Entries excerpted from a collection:
Start
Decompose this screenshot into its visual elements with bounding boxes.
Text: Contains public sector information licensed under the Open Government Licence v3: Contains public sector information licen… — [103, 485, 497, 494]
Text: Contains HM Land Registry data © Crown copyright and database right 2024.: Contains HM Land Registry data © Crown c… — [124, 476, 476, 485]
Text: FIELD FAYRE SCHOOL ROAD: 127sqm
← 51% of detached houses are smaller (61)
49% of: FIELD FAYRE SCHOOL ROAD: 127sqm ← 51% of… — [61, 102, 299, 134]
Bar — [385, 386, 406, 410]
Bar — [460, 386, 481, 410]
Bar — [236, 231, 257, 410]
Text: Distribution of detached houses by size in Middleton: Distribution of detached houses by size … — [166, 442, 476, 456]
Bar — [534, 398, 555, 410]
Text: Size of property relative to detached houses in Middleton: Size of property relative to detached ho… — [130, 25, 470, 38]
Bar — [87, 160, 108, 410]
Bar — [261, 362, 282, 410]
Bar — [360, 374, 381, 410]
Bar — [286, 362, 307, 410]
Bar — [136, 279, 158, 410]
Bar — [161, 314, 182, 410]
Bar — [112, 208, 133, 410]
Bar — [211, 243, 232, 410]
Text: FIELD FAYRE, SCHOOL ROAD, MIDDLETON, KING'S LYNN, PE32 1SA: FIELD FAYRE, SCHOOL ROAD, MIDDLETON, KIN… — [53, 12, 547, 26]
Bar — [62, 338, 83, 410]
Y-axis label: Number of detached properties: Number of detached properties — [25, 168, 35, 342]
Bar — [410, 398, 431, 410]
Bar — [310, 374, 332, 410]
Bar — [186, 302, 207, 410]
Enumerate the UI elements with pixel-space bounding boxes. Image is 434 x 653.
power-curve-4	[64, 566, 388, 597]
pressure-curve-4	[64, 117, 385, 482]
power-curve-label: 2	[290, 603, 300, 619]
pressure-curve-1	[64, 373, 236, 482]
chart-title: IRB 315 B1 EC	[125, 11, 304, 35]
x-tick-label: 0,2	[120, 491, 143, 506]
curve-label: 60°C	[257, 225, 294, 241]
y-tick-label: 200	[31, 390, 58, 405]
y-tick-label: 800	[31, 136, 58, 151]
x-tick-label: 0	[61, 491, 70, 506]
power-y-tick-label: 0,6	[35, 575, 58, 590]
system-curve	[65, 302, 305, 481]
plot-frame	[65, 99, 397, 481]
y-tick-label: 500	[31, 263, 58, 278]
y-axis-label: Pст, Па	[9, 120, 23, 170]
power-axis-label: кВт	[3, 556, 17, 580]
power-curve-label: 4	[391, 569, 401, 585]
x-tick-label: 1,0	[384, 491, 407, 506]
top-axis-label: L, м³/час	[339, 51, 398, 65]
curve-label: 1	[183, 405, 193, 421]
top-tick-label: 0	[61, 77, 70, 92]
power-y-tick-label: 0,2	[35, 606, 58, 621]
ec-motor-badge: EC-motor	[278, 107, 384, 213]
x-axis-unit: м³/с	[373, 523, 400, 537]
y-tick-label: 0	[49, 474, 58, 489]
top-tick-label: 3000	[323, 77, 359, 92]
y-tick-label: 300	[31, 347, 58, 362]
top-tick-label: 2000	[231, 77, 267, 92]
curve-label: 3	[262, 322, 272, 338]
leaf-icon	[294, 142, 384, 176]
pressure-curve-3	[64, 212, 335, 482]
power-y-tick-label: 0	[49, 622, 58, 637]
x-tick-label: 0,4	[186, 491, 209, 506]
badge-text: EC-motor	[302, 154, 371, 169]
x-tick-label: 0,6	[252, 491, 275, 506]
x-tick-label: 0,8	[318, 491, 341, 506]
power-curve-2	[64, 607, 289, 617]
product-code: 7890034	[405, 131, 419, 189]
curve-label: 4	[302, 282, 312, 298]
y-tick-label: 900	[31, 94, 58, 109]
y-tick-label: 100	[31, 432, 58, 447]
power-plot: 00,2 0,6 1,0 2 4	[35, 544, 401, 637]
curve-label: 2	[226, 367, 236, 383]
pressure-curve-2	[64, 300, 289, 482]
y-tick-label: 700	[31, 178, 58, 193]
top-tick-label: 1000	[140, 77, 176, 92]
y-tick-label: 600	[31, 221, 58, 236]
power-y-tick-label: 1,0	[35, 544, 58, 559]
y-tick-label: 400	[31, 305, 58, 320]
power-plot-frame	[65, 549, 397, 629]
End
Render everything from the beginning of the entries down to and including the line containing "Bar — [534, 398, 555, 410]" as a JSON list of strings, with one string per line and blank lines omitted.

[
  "Decompose this screenshot into its visual elements with bounding boxes.",
  "Text: Contains public sector information licensed under the Open Government Licence v3: Contains public sector information licen… — [103, 485, 497, 494]",
  "Text: Contains HM Land Registry data © Crown copyright and database right 2024.: Contains HM Land Registry data © Crown c… — [124, 476, 476, 485]",
  "Text: FIELD FAYRE SCHOOL ROAD: 127sqm",
  "← 51% of detached houses are smaller (61)",
  "49% of: FIELD FAYRE SCHOOL ROAD: 127sqm ← 51% of… — [61, 102, 299, 134]",
  "Bar — [385, 386, 406, 410]",
  "Bar — [460, 386, 481, 410]",
  "Bar — [236, 231, 257, 410]",
  "Text: Distribution of detached houses by size in Middleton: Distribution of detached houses by size … — [166, 442, 476, 456]",
  "Bar — [534, 398, 555, 410]"
]